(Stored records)

_ _ _ _ _ _ _

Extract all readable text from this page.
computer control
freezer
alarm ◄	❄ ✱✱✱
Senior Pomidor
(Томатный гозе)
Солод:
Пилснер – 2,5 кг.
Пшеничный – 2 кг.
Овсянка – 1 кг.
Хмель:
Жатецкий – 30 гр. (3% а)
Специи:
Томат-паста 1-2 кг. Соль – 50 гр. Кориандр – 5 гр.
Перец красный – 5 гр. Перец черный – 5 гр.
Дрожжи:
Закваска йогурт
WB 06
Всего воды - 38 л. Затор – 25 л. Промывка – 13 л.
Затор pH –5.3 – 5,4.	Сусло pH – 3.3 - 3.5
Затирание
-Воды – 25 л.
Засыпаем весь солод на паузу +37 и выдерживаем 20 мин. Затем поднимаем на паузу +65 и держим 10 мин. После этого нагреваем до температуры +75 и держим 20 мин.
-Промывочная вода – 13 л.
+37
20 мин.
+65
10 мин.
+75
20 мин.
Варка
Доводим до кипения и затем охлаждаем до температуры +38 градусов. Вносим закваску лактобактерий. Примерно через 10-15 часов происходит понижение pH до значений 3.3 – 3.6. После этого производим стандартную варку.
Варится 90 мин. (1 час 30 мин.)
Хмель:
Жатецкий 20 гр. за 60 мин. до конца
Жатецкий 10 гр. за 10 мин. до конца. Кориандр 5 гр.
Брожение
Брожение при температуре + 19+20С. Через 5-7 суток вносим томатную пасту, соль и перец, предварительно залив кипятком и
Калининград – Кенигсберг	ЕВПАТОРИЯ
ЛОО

_ _ _ _ _ _ _

EXERCISE BRIEF:
Extract the full listing above without alteration.

FULL OUTPUT:
Extract all readable text from this page.
computer control
freezer
alarm ◄	❄ ✱✱✱
Senior Pomidor
(Томатный гозе)
Солод:
Пилснер – 2,5 кг.
Пшеничный – 2 кг.
Овсянка – 1 кг.
Хмель:
Жатецкий – 30 гр. (3% а)
Специи:
Томат-паста 1-2 кг. Соль – 50 гр. Кориандр – 5 гр.
Перец красный – 5 гр. Перец черный – 5 гр.
Дрожжи:
Закваска йогурт
WB 06
Всего воды - 38 л. Затор – 25 л. Промывка – 13 л.
Затор pH –5.3 – 5,4.	Сусло pH – 3.3 - 3.5
Затирание
-Воды – 25 л.
Засыпаем весь солод на паузу +37 и выдерживаем 20 мин. Затем поднимаем на паузу +65 и держим 10 мин. После этого нагреваем до температуры +75 и держим 20 мин.
-Промывочная вода – 13 л.
+37
20 мин.
+65
10 мин.
+75
20 мин.
Варка
Доводим до кипения и затем охлаждаем до температуры +38 градусов. Вносим закваску лактобактерий. Примерно через 10-15 часов происходит понижение pH до значений 3.3 – 3.6. После этого производим стандартную варку.
Варится 90 мин. (1 час 30 мин.)
Хмель:
Жатецкий 20 гр. за 60 мин. до конца
Жатецкий 10 гр. за 10 мин. до конца. Кориандр 5 гр.
Брожение
Брожение при температуре + 19+20С. Через 5-7 суток вносим томатную пасту, соль и перец, предварительно залив кипятком и
Калининград – Кенигсберг	ЕВПАТОРИЯ
ЛОО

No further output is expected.